Prompt:
Tally the lines that contain the string "British" and give the number by itself.

Task data:

:::::

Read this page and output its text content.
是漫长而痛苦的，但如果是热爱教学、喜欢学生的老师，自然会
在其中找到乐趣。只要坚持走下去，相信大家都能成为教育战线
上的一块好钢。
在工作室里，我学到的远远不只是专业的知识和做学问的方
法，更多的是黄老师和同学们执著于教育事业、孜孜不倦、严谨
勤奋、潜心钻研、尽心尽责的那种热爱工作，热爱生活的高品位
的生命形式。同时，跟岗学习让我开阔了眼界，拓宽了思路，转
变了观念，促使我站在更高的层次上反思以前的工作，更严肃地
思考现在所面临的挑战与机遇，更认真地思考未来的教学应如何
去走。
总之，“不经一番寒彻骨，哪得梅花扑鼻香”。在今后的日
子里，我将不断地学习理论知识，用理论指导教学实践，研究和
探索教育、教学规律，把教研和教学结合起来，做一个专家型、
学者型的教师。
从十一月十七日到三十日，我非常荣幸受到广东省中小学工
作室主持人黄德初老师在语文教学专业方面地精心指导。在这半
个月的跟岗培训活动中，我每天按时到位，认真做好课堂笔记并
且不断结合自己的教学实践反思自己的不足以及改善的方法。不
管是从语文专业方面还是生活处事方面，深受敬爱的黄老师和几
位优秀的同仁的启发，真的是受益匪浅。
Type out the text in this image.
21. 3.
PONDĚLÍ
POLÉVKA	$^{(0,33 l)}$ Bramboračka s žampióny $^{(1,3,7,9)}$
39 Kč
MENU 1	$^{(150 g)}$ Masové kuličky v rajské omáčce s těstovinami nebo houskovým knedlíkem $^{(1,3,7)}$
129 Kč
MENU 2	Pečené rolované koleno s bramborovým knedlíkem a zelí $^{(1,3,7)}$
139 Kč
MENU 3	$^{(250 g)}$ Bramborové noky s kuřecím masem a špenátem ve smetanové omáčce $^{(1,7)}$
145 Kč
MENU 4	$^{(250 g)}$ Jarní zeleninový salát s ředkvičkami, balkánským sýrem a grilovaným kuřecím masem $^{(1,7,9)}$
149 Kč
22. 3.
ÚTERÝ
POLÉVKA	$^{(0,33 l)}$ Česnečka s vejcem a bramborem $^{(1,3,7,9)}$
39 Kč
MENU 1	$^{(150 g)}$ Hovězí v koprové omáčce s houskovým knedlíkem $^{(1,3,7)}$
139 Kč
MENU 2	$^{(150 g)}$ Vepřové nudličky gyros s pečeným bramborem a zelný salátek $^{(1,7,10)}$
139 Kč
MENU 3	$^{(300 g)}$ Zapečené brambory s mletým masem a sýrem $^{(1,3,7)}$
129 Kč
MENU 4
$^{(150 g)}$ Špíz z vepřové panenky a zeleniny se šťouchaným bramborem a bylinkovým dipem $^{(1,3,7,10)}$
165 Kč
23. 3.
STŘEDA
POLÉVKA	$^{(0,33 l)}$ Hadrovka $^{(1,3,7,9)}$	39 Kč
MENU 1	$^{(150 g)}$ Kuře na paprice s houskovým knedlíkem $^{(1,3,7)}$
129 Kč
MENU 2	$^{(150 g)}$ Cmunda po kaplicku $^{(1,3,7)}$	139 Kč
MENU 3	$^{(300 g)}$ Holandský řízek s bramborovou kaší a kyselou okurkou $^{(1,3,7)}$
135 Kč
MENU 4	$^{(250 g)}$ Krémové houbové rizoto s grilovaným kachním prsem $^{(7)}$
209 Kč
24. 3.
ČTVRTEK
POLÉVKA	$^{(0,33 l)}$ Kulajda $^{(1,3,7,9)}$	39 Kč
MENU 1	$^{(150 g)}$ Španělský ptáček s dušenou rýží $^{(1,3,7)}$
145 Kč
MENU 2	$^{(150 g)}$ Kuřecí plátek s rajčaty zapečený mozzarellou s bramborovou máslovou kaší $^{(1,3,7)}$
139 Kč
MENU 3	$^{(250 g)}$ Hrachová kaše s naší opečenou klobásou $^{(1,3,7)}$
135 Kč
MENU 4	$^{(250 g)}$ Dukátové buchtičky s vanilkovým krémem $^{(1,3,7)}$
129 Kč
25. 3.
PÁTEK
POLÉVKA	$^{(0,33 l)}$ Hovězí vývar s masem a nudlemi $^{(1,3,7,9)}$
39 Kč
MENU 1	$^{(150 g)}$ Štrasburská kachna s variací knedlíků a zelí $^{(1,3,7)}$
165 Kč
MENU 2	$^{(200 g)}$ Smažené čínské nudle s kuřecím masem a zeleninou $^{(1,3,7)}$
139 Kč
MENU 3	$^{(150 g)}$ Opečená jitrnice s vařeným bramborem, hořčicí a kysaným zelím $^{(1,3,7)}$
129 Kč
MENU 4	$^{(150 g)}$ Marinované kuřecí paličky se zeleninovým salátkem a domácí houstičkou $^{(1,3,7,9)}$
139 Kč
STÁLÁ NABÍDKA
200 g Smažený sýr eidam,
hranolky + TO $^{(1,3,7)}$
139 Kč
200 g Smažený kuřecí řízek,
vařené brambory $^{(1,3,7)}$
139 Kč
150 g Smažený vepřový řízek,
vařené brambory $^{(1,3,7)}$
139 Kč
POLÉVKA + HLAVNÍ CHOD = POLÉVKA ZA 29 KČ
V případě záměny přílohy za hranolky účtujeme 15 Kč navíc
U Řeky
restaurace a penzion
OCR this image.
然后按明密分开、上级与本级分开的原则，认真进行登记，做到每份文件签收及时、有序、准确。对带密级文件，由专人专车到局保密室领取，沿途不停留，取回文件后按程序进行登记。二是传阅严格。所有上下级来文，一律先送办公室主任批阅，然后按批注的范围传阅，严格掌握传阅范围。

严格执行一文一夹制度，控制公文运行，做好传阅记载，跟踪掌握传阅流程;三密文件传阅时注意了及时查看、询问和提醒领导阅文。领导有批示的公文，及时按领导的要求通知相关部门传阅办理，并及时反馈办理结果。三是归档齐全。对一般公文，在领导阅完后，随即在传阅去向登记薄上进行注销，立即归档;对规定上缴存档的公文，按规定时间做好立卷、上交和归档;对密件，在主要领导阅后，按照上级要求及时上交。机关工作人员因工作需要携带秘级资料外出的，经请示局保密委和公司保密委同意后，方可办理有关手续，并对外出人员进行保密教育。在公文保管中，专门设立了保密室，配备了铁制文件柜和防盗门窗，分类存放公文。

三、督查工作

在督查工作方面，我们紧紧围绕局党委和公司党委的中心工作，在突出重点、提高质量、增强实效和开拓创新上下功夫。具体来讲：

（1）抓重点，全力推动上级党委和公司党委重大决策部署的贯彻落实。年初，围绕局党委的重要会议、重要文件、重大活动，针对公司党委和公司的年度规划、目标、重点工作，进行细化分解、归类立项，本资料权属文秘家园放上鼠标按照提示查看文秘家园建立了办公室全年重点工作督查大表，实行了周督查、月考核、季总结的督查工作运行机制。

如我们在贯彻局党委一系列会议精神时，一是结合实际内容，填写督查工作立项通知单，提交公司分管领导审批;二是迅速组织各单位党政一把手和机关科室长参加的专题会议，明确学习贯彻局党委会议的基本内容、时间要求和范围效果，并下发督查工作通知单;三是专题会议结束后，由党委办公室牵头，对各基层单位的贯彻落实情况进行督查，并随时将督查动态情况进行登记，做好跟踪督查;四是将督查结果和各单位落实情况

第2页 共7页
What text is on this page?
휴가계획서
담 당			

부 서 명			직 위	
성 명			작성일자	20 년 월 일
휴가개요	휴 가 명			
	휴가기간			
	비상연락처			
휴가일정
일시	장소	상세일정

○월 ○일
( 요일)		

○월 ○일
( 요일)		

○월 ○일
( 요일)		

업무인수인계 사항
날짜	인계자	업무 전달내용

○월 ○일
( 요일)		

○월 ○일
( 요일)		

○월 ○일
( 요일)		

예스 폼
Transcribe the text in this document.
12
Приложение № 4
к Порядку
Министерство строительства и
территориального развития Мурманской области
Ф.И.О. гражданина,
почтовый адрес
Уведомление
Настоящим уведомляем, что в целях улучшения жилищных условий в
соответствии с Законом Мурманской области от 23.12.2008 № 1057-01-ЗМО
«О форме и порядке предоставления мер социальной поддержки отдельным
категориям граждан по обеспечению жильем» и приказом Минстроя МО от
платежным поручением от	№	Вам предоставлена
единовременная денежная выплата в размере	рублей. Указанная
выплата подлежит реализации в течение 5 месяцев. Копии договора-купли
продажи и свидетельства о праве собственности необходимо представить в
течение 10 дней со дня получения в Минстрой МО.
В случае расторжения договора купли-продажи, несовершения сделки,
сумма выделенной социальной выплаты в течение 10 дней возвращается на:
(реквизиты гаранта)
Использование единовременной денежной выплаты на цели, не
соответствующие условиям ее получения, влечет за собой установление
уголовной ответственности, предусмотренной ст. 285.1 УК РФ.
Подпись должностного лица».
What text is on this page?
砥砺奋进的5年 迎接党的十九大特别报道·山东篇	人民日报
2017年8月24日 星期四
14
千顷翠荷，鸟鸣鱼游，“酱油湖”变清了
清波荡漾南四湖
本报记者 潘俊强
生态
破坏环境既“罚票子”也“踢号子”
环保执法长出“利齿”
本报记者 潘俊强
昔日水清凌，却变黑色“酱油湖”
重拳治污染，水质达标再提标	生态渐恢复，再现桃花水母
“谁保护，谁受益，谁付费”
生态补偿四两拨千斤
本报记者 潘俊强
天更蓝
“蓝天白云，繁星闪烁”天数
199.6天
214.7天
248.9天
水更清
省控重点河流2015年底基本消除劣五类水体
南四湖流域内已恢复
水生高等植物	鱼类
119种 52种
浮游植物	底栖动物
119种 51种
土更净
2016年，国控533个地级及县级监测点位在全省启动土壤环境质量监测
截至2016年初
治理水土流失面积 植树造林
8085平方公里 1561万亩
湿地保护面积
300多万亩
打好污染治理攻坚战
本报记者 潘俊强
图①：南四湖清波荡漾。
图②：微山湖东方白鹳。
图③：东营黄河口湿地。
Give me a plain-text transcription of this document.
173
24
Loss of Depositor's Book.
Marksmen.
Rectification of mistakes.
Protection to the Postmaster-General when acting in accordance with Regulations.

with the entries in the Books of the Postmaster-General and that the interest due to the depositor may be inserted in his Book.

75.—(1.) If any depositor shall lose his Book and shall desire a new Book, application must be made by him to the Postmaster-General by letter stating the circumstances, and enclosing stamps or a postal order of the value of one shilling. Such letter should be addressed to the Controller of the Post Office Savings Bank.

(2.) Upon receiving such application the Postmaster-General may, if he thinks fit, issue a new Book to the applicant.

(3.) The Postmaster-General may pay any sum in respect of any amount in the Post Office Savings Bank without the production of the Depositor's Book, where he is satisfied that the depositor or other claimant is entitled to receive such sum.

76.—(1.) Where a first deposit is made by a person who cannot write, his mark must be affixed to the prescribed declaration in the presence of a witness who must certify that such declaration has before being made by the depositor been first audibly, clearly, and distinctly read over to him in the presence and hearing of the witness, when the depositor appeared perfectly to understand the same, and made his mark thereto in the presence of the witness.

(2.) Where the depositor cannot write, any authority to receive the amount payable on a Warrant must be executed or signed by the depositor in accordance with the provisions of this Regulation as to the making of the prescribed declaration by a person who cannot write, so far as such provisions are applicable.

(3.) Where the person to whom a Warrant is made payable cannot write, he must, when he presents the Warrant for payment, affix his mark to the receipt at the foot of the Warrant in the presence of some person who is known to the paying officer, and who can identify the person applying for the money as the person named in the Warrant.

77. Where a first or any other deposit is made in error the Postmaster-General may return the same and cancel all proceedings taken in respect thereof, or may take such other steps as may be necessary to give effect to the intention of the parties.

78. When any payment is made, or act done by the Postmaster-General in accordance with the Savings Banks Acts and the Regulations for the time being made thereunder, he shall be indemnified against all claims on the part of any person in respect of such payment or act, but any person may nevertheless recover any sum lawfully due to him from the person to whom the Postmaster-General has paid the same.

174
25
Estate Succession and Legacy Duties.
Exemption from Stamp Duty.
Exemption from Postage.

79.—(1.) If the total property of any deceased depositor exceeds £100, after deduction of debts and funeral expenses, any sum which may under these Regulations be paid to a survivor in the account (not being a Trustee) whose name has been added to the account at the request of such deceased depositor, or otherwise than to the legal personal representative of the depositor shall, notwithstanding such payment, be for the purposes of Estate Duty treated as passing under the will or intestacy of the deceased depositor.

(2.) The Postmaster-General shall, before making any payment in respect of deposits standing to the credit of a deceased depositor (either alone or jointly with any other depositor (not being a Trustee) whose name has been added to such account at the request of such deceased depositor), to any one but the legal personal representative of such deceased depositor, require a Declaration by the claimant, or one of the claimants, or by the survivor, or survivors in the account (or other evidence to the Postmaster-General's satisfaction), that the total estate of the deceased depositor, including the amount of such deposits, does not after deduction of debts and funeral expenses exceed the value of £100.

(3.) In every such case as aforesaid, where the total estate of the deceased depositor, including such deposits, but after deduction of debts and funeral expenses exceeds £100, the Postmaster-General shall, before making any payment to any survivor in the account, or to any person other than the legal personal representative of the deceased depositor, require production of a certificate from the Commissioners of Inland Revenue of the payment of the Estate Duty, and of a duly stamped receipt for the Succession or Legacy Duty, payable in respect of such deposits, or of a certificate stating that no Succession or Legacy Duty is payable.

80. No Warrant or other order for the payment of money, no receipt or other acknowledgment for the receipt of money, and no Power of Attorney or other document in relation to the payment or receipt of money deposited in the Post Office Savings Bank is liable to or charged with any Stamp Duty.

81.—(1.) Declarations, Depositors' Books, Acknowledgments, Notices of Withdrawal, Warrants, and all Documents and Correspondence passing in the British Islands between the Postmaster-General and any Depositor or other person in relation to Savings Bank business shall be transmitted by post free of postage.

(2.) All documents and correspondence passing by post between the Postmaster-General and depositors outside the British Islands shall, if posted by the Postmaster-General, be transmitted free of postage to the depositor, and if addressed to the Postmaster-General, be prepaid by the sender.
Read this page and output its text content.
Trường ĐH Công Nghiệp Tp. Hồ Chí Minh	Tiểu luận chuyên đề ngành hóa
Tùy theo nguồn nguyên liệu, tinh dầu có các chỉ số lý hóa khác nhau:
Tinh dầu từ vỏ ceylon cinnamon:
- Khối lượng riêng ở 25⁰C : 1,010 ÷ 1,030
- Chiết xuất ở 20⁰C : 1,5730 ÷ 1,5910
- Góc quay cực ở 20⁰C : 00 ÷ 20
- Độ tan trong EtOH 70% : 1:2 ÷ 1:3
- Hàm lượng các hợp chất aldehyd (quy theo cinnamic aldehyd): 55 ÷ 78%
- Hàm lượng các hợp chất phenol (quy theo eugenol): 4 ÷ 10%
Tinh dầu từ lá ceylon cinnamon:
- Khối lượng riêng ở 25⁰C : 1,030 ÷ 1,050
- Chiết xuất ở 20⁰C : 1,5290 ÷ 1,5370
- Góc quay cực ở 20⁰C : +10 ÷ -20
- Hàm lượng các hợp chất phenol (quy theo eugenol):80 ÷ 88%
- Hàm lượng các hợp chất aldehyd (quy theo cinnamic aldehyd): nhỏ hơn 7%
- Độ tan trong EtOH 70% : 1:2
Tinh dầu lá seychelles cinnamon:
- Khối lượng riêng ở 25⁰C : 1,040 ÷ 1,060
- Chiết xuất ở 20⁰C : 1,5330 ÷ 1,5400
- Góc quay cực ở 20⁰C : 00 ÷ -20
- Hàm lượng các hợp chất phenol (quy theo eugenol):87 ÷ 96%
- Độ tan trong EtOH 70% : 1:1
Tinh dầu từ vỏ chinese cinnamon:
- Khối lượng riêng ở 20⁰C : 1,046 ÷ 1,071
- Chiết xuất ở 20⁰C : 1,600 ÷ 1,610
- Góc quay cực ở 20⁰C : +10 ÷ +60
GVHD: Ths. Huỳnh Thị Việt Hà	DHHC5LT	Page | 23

:::::

Task output:
2